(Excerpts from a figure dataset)
— begin —
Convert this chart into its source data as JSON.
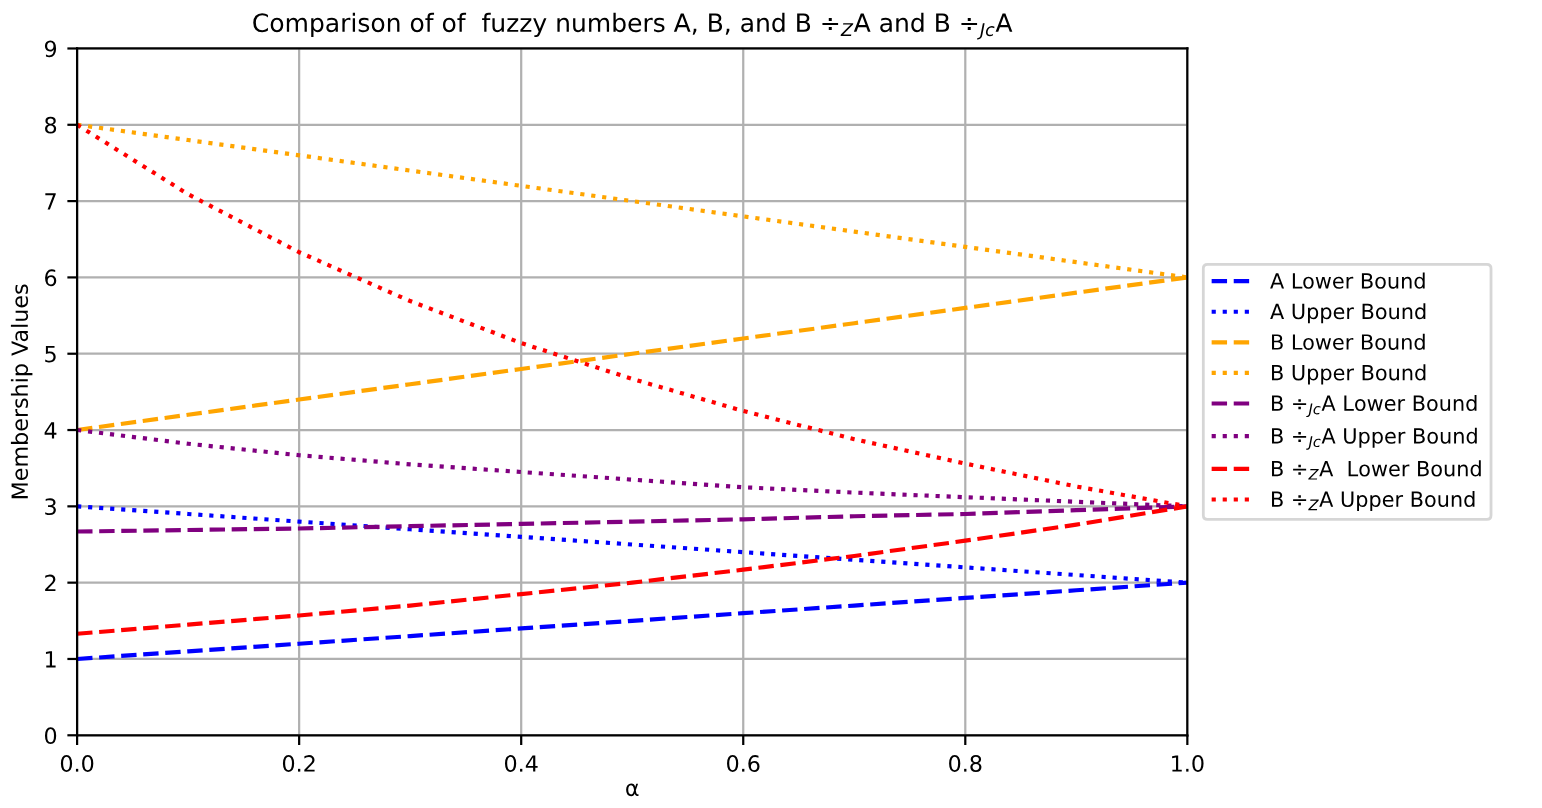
{
  "chart_data": {
    "type": "line",
    "title": "Comparison of of  fuzzy numbers A, B, and B ÷$_{Z}$A and B ÷$_{Jc}$A",
    "xlabel": "α",
    "ylabel": "Membership Values",
    "x": [
      0,
      0.1,
      0.2,
      0.3,
      0.4,
      0.5,
      0.6,
      0.7,
      0.8,
      0.9,
      1
    ],
    "xlim": [
      0,
      1
    ],
    "xticks": [
      {
        "value": 0,
        "label": "0.0"
      },
      0.2,
      0.4,
      0.6,
      0.8,
      {
        "value": 1,
        "label": "1.0"
      }
    ],
    "ylim": [
      0,
      9
    ],
    "yticks": [
      0,
      1,
      2,
      3,
      4,
      5,
      6,
      7,
      8,
      9
    ],
    "grid": true,
    "legend": "right",
    "series": [
      {
        "name": "A Lower Bound",
        "color": "#0000ff",
        "line_style": "dashed",
        "values": [
          1,
          1.1,
          1.2,
          1.3,
          1.4,
          1.5,
          1.6,
          1.7,
          1.8,
          1.9,
          2
        ]
      },
      {
        "name": "A Upper Bound",
        "color": "#0000ff",
        "line_style": "dotted",
        "values": [
          3,
          2.9,
          2.8,
          2.7,
          2.6,
          2.5,
          2.4,
          2.3,
          2.2,
          2.1,
          2
        ]
      },
      {
        "name": "B Lower Bound",
        "color": "#ffa500",
        "line_style": "dashed",
        "values": [
          4,
          4.2,
          4.4,
          4.6,
          4.8,
          5,
          5.2,
          5.4,
          5.6,
          5.8,
          6
        ]
      },
      {
        "name": "B Upper Bound",
        "color": "#ffa500",
        "line_style": "dotted",
        "values": [
          8,
          7.8,
          7.6,
          7.4,
          7.2,
          7,
          6.8,
          6.6,
          6.4,
          6.2,
          6
        ]
      },
      {
        "name": "B ÷$_{Jc}$A Lower Bound",
        "color": "#800080",
        "line_style": "dashed",
        "values": [
          2.67,
          2.69,
          2.71,
          2.74,
          2.77,
          2.8,
          2.83,
          2.87,
          2.9,
          2.95,
          3
        ]
      },
      {
        "name": "B ÷$_{Jc}$A Upper Bound",
        "color": "#800080",
        "line_style": "dotted",
        "values": [
          4,
          3.82,
          3.67,
          3.55,
          3.45,
          3.35,
          3.25,
          3.18,
          3.12,
          3.06,
          3
        ]
      },
      {
        "name": "B ÷$_{Z}$A  Lower Bound",
        "color": "#ff0000",
        "line_style": "dashed",
        "values": [
          1.33,
          1.45,
          1.57,
          1.7,
          1.85,
          2,
          2.17,
          2.35,
          2.55,
          2.76,
          3
        ]
      },
      {
        "name": "B ÷$_{Z}$A Upper Bound",
        "color": "#ff0000",
        "line_style": "dotted",
        "values": [
          8,
          7.09,
          6.33,
          5.69,
          5.14,
          4.67,
          4.25,
          3.88,
          3.56,
          3.26,
          3
        ]
      }
    ]
  }
}
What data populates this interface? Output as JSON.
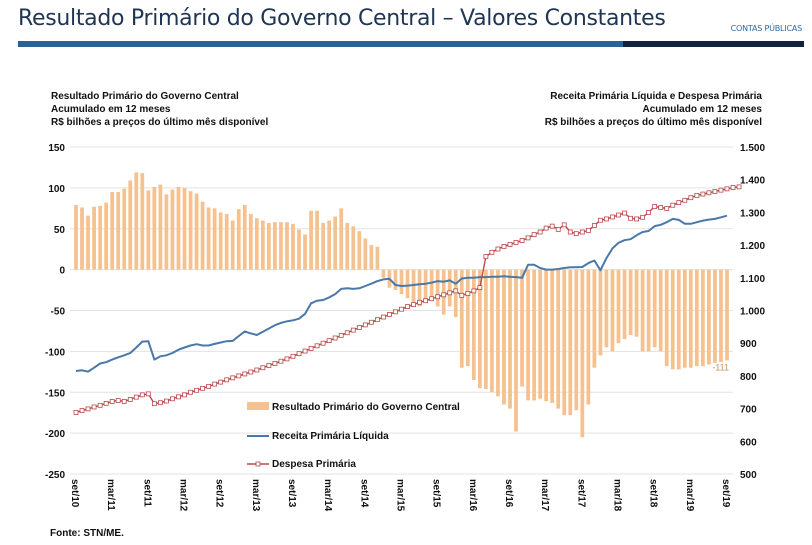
{
  "header": {
    "title": "Resultado Primário do Governo Central – Valores Constantes",
    "tag": "CONTAS PÚBLICAS",
    "colors": {
      "band_primary": "#2a6296",
      "band_dark": "#13233e"
    }
  },
  "left_axis_title": [
    "Resultado Primário do Governo Central",
    "Acumulado em 12 meses",
    "R$ bilhões a preços do último mês disponível"
  ],
  "right_axis_title": [
    "Receita Primária Líquida e Despesa Primária",
    "Acumulado em 12 meses",
    "R$ bilhões a preços do último mês disponível"
  ],
  "source": "Fonte: STN/ME.",
  "chart_data": {
    "type": "bar+line",
    "title": "Resultado Primário do Governo Central – Valores Constantes",
    "start_month": "set/10",
    "end_month": "set/19",
    "x_tick_labels": [
      "set/10",
      "mar/11",
      "set/11",
      "mar/12",
      "set/12",
      "mar/13",
      "set/13",
      "mar/14",
      "set/14",
      "mar/15",
      "set/15",
      "mar/16",
      "set/16",
      "mar/17",
      "set/17",
      "mar/18",
      "set/18",
      "mar/19",
      "set/19"
    ],
    "left_axis": {
      "ylim": [
        -250,
        150
      ],
      "ticks": [
        150,
        100,
        50,
        0,
        -50,
        -100,
        -150,
        -200,
        -250
      ],
      "label": "R$ bilhões"
    },
    "right_axis": {
      "ylim": [
        500,
        1500
      ],
      "ticks": [
        1500,
        1400,
        1300,
        1200,
        1100,
        1000,
        900,
        800,
        700,
        600,
        500
      ],
      "tick_labels": [
        "1.500",
        "1.400",
        "1.300",
        "1.200",
        "1.100",
        "1.000",
        "900",
        "800",
        "700",
        "600",
        "500"
      ],
      "label": "R$ bilhões"
    },
    "grid": true,
    "legend_placement": "center-bottom",
    "annotation": {
      "text": "-111",
      "series": "Resultado Primário do Governo Central",
      "position": "last"
    },
    "series": [
      {
        "name": "Resultado Primário do Governo Central",
        "type": "bar",
        "axis": "left",
        "color": "#f5c18e",
        "values": [
          79,
          76,
          66,
          77,
          78,
          82,
          95,
          95,
          99,
          109,
          119,
          118,
          97,
          101,
          104,
          92,
          98,
          101,
          100,
          96,
          93,
          83,
          76,
          75,
          70,
          68,
          60,
          74,
          79,
          68,
          63,
          60,
          57,
          58,
          58,
          58,
          56,
          49,
          43,
          72,
          72,
          57,
          60,
          65,
          75,
          57,
          53,
          47,
          38,
          30,
          28,
          -10,
          -22,
          -25,
          -30,
          -35,
          -40,
          -45,
          -38,
          -35,
          -45,
          -55,
          -45,
          -58,
          -120,
          -118,
          -135,
          -145,
          -146,
          -150,
          -155,
          -165,
          -170,
          -198,
          -143,
          -160,
          -160,
          -158,
          -161,
          -163,
          -170,
          -178,
          -178,
          -172,
          -205,
          -165,
          -120,
          -105,
          -95,
          -100,
          -90,
          -85,
          -80,
          -82,
          -100,
          -100,
          -95,
          -100,
          -118,
          -122,
          -122,
          -120,
          -120,
          -118,
          -118,
          -116,
          -114,
          -113,
          -111
        ]
      },
      {
        "name": "Receita Primária Líquida",
        "type": "line",
        "axis": "right",
        "color": "#4a78a8",
        "values": [
          815,
          817,
          813,
          825,
          838,
          842,
          850,
          857,
          863,
          870,
          887,
          905,
          906,
          850,
          860,
          863,
          870,
          880,
          887,
          893,
          897,
          893,
          893,
          898,
          902,
          906,
          907,
          922,
          936,
          930,
          925,
          935,
          945,
          955,
          962,
          967,
          970,
          975,
          990,
          1022,
          1030,
          1032,
          1040,
          1050,
          1066,
          1068,
          1066,
          1068,
          1075,
          1082,
          1090,
          1095,
          1097,
          1078,
          1075,
          1076,
          1078,
          1080,
          1082,
          1085,
          1090,
          1088,
          1092,
          1082,
          1098,
          1100,
          1100,
          1102,
          1102,
          1103,
          1103,
          1105,
          1103,
          1102,
          1100,
          1140,
          1140,
          1130,
          1125,
          1125,
          1127,
          1130,
          1132,
          1132,
          1133,
          1145,
          1153,
          1123,
          1160,
          1190,
          1207,
          1215,
          1218,
          1230,
          1240,
          1243,
          1258,
          1262,
          1270,
          1280,
          1277,
          1265,
          1265,
          1270,
          1275,
          1278,
          1280,
          1285,
          1290
        ]
      },
      {
        "name": "Despesa Primária",
        "type": "line",
        "axis": "right",
        "color": "#b84a4a",
        "values": [
          688,
          694,
          699,
          705,
          710,
          716,
          722,
          725,
          722,
          728,
          735,
          742,
          745,
          715,
          718,
          723,
          730,
          736,
          742,
          750,
          756,
          762,
          768,
          775,
          781,
          788,
          794,
          800,
          806,
          812,
          818,
          825,
          832,
          838,
          845,
          852,
          860,
          868,
          876,
          884,
          892,
          900,
          908,
          916,
          924,
          932,
          940,
          948,
          956,
          964,
          972,
          980,
          988,
          996,
          1004,
          1012,
          1018,
          1025,
          1030,
          1036,
          1042,
          1048,
          1054,
          1060,
          1046,
          1052,
          1060,
          1070,
          1165,
          1178,
          1188,
          1196,
          1202,
          1208,
          1214,
          1222,
          1232,
          1240,
          1252,
          1258,
          1248,
          1262,
          1240,
          1235,
          1240,
          1245,
          1260,
          1276,
          1280,
          1286,
          1292,
          1298,
          1282,
          1280,
          1285,
          1300,
          1318,
          1315,
          1312,
          1322,
          1330,
          1337,
          1345,
          1352,
          1356,
          1360,
          1364,
          1368,
          1372,
          1376,
          1378
        ]
      }
    ]
  }
}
— end —
Find the lines above that contain the word "JSON" and collect them.

» **TASK SOLUTION**
Convert this chart into its source data as JSON.
What data populates this interface? Output as JSON.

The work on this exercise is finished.